- Data to use:
====

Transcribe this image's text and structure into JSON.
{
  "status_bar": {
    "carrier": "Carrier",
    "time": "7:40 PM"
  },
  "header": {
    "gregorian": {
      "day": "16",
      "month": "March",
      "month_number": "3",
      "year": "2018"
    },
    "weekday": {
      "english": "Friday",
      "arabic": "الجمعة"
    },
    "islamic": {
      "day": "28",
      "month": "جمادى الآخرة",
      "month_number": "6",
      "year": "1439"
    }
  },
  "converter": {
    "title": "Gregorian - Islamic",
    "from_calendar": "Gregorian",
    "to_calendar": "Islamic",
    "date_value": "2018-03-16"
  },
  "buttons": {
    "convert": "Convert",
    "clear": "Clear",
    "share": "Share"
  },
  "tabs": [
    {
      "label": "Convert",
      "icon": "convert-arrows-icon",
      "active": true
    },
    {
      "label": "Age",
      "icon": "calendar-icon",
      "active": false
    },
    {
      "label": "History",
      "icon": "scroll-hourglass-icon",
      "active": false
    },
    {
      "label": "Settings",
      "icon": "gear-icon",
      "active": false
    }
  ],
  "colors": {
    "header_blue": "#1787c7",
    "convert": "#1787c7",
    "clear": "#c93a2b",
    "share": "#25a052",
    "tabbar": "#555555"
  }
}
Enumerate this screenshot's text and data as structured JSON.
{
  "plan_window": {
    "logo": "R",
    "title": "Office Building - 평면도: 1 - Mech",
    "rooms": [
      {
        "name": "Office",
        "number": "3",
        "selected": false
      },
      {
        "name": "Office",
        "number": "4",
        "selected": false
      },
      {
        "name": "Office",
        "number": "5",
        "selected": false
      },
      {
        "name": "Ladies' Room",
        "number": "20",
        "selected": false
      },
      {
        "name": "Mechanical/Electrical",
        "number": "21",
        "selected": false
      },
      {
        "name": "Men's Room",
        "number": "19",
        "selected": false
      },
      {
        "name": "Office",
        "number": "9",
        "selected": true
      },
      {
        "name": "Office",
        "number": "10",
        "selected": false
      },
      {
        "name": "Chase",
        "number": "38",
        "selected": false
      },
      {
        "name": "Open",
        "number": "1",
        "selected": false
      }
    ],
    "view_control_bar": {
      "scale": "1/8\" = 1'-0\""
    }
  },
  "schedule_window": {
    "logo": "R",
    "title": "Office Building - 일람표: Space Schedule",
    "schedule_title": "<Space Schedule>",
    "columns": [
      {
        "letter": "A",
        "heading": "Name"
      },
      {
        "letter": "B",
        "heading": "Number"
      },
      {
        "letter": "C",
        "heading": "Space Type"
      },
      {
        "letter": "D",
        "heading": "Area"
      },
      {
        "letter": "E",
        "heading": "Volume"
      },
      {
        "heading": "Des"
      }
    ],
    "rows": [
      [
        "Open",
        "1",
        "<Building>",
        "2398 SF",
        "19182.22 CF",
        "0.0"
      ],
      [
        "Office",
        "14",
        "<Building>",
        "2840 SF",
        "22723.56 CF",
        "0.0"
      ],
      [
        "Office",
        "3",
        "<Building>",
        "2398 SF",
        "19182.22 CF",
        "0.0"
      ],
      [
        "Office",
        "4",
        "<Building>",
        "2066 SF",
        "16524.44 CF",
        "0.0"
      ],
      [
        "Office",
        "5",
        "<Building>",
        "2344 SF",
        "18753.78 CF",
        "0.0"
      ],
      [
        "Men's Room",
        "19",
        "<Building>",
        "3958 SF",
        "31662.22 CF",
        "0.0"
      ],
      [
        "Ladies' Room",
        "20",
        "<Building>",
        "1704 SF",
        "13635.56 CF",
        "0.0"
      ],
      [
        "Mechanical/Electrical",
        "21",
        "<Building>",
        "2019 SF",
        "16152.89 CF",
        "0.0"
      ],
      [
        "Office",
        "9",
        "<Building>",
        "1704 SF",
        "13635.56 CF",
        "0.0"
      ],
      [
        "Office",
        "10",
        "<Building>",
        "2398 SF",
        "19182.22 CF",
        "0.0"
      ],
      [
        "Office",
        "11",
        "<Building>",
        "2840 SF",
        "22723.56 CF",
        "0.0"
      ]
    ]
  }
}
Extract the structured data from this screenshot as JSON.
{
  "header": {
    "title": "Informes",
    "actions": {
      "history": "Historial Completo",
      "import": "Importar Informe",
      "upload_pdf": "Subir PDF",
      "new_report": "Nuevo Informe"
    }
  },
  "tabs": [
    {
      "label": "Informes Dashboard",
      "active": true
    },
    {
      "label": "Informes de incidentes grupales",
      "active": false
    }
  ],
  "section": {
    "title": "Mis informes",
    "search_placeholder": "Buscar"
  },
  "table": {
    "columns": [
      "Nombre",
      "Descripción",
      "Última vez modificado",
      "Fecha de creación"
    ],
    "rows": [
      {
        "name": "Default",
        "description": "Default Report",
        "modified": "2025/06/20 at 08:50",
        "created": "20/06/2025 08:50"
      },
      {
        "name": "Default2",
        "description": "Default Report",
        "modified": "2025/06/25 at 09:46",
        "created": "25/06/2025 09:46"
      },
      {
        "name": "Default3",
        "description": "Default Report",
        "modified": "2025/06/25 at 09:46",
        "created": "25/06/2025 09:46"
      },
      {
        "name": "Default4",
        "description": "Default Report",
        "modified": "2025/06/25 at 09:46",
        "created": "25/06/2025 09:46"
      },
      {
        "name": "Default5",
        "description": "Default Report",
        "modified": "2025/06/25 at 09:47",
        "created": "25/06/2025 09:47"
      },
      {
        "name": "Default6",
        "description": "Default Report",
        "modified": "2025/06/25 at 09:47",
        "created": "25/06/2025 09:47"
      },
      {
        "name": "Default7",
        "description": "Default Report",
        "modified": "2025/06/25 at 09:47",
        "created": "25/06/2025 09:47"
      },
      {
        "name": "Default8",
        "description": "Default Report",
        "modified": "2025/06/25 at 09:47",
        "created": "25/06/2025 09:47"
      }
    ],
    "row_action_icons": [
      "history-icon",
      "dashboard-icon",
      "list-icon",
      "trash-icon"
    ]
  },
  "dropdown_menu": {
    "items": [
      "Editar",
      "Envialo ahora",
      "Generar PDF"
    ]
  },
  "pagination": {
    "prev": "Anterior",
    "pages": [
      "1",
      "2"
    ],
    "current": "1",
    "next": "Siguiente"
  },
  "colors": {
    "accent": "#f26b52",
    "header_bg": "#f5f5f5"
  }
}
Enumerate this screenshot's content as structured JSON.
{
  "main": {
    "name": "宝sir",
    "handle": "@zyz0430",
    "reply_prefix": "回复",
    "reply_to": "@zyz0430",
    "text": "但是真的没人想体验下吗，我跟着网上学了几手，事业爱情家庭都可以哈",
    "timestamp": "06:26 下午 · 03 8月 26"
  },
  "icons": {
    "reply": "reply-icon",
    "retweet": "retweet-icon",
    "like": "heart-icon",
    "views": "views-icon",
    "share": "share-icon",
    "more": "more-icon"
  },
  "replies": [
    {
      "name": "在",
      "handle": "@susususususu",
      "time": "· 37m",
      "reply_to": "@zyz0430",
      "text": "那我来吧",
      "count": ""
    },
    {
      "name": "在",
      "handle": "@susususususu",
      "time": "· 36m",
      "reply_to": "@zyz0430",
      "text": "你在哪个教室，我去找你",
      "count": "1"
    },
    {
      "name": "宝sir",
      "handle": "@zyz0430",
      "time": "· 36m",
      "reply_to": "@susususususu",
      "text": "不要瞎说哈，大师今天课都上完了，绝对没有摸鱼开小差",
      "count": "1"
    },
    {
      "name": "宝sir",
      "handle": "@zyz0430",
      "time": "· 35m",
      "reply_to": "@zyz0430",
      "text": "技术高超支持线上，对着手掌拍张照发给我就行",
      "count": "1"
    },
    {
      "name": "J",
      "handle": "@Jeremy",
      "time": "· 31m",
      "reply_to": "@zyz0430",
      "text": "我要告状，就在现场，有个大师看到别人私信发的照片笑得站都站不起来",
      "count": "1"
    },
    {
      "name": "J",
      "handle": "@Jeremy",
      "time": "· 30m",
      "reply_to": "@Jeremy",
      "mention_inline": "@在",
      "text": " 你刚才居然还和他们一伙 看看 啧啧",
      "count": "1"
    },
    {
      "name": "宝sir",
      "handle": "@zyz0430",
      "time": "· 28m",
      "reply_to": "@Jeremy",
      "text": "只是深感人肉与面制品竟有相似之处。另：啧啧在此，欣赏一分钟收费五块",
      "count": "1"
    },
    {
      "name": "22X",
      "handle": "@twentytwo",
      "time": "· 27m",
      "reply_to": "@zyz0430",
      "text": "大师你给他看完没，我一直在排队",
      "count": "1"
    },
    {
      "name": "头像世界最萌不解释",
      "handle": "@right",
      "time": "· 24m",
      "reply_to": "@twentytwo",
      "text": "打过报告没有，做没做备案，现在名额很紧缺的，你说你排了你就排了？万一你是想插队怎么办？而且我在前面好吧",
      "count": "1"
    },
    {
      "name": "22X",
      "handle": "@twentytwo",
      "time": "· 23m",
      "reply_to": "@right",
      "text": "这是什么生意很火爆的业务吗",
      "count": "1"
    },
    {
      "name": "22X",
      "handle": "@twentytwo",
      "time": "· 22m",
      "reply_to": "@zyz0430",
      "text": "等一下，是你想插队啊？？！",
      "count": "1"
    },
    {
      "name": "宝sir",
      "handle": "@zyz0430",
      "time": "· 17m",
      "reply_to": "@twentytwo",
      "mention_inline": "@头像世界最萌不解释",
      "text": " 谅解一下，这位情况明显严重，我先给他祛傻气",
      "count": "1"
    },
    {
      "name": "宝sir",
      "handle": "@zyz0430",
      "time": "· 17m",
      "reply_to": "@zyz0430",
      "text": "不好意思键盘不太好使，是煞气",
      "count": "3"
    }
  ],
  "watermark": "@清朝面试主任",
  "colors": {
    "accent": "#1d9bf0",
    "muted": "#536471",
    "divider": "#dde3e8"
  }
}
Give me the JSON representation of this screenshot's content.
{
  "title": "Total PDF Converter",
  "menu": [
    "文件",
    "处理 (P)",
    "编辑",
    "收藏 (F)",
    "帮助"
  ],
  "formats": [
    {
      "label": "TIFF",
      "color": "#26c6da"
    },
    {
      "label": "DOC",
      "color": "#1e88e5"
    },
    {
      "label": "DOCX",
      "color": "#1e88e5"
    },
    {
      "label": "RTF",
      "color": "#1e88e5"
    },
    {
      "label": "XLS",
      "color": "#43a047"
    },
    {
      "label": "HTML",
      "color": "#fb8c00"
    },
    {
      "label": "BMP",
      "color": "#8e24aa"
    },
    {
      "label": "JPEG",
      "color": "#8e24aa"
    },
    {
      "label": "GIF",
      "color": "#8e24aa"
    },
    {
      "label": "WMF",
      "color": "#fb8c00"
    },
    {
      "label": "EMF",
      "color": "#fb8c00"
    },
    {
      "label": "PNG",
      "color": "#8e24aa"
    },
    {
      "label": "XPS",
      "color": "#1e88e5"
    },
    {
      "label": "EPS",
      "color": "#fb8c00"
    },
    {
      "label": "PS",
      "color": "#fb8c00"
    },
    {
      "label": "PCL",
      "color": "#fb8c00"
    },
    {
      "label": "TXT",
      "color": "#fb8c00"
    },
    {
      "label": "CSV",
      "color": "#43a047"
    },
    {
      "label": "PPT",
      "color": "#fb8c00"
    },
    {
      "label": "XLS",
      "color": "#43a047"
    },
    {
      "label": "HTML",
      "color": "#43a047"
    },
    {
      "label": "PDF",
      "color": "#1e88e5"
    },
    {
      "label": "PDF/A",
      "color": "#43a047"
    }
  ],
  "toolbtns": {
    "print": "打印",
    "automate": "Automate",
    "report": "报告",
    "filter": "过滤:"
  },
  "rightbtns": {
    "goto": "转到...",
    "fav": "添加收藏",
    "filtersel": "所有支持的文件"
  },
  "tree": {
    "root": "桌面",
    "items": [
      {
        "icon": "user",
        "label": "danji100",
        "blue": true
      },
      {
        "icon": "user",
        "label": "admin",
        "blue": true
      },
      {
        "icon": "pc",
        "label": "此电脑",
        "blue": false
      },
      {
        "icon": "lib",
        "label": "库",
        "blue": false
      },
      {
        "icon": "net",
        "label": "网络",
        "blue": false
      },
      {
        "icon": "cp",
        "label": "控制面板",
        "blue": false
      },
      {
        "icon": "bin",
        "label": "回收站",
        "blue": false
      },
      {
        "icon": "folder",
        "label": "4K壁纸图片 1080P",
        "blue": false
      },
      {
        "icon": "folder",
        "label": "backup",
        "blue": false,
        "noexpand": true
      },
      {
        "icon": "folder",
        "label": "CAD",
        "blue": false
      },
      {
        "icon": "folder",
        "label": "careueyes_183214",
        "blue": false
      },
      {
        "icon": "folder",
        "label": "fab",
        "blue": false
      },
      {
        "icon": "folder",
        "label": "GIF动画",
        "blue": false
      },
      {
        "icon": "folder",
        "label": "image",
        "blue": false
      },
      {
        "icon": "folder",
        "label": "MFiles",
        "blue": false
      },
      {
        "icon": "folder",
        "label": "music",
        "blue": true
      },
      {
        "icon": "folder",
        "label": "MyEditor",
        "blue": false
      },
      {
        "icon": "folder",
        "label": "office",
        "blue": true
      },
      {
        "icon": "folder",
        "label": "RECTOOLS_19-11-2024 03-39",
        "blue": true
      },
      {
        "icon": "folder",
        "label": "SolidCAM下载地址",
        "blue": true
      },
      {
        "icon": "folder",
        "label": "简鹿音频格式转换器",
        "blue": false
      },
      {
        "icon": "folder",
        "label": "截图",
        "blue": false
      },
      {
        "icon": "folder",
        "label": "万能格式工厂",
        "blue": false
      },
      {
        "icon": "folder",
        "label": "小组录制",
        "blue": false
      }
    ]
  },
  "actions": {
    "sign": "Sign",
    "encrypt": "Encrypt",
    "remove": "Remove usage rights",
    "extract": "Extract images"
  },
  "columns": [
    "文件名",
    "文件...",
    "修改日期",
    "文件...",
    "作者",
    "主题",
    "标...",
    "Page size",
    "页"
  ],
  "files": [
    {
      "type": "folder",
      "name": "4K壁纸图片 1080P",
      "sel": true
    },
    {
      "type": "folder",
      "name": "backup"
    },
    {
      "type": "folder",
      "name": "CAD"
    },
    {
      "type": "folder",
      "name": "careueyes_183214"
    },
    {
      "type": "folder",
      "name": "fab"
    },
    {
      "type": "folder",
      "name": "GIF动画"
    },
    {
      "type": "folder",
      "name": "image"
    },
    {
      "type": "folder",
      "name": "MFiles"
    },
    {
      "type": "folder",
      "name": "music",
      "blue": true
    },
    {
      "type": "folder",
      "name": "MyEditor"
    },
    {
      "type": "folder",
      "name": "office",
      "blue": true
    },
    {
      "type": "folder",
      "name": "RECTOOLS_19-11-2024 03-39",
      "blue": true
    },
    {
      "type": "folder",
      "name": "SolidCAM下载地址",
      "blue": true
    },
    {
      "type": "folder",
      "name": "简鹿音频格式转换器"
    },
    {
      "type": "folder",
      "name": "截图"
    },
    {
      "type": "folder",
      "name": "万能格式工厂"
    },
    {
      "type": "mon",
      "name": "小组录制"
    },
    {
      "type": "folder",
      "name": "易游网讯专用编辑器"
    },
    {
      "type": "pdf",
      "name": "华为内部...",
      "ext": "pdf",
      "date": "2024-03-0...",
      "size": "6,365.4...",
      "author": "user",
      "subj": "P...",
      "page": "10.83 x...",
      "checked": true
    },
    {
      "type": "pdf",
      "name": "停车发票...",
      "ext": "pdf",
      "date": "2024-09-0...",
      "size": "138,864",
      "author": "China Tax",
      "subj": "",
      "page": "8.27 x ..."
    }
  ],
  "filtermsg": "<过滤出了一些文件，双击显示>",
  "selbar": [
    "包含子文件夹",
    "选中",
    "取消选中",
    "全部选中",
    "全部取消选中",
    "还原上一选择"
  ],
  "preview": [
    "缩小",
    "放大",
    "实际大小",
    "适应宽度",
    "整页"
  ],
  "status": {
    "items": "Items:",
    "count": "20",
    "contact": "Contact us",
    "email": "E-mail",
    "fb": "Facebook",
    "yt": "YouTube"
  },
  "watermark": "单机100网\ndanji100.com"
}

====

- Set task:
Check every line of the data above for the string "screenshot", and copy those that have it.

- Finished exercise:
Enumerate this screenshot's text and data as structured JSON.
Extract the structured data from this screenshot as JSON.
Enumerate this screenshot's content as structured JSON.
Give me the JSON representation of this screenshot's content.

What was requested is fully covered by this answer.